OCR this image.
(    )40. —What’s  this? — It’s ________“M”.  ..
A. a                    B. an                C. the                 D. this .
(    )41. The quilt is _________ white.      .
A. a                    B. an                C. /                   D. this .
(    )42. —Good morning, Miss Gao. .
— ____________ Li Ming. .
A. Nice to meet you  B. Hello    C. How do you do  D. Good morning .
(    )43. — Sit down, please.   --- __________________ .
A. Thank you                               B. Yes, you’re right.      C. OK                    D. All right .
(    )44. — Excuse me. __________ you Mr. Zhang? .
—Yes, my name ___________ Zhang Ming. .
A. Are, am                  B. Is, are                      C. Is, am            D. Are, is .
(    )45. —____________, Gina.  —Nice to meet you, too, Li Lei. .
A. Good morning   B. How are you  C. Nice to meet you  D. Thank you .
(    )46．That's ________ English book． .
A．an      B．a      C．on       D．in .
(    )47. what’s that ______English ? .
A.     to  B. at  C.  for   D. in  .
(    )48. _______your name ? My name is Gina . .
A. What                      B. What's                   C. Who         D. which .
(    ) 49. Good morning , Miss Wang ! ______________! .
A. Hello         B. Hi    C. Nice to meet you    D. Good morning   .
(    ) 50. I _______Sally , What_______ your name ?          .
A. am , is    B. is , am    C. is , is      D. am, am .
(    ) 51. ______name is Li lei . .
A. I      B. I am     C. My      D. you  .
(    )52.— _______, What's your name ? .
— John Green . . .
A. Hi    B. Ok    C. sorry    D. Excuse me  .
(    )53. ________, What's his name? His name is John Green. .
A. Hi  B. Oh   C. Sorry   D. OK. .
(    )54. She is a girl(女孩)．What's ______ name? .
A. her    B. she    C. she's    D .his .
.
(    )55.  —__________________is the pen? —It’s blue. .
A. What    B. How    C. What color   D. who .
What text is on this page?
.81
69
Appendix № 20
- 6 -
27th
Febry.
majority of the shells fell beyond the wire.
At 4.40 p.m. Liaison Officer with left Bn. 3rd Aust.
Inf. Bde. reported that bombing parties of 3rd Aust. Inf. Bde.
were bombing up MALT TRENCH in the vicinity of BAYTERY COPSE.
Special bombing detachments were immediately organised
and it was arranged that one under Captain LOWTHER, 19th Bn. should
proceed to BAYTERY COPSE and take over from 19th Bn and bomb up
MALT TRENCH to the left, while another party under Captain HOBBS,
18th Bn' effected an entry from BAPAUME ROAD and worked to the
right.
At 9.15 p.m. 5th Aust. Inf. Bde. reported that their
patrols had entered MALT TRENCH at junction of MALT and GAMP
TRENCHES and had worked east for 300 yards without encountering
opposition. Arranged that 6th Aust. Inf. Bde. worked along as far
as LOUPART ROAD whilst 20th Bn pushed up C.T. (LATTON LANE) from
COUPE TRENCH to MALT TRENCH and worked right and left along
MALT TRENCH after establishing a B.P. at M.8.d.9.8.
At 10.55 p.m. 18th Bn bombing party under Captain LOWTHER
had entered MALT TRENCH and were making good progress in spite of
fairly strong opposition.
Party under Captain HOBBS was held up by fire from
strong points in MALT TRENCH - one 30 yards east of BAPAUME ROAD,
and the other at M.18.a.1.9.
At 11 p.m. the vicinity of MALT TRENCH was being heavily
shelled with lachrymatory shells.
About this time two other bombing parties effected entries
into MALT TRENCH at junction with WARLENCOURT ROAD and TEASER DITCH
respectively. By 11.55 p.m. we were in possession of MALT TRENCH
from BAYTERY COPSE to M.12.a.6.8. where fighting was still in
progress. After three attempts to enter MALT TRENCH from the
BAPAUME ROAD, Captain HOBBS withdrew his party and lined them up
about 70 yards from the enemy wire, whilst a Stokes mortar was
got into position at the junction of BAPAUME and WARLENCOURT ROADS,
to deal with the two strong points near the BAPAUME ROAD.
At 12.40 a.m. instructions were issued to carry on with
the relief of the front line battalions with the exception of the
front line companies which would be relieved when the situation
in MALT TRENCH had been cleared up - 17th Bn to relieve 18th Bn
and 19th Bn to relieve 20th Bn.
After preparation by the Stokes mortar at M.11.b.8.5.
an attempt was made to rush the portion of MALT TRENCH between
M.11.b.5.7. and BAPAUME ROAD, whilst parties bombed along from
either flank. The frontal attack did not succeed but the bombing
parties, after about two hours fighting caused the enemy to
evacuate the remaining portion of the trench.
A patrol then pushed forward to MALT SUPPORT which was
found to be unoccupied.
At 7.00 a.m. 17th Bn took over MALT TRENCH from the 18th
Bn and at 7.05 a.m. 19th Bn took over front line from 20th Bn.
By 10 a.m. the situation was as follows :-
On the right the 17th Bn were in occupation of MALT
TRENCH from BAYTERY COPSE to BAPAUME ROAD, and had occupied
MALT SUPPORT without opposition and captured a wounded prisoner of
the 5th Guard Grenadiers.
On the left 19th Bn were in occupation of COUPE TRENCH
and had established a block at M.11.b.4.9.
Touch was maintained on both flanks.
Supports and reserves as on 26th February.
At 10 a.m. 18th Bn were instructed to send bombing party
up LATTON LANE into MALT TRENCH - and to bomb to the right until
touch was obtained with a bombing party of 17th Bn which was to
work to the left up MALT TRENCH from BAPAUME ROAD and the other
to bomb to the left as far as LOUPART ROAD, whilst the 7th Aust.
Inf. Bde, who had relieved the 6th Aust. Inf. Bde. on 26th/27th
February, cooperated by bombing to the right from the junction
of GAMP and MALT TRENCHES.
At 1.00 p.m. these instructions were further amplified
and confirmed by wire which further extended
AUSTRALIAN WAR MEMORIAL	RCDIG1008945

Objective:
Count how many lines of the data include the word "LOUPART". Your reply should be that number alone.

Complete output:
2